§ **Provided material**:
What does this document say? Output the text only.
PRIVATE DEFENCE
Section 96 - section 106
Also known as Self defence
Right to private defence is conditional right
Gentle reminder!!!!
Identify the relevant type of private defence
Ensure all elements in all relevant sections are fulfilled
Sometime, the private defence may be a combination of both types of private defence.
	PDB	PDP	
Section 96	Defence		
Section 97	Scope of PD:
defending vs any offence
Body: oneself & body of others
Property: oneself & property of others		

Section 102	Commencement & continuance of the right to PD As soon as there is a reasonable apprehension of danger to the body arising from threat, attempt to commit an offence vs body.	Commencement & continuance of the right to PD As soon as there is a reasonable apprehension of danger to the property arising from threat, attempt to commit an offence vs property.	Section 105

§ **Your objective**:
Within the material above, find the lines that contain the word "right"; copy them.

§ **Answer in full**:
Right to private defence is conditional right
Section 102	Commencement & continuance of the right to PD As soon as there is a reasonable apprehension of danger to the body arising from threat, attempt to commit an offence vs body.	Commencement & continuance of the right to PD As soon as there is a reasonable apprehension of danger to the property arising from threat, attempt to commit an offence vs property.	Section 105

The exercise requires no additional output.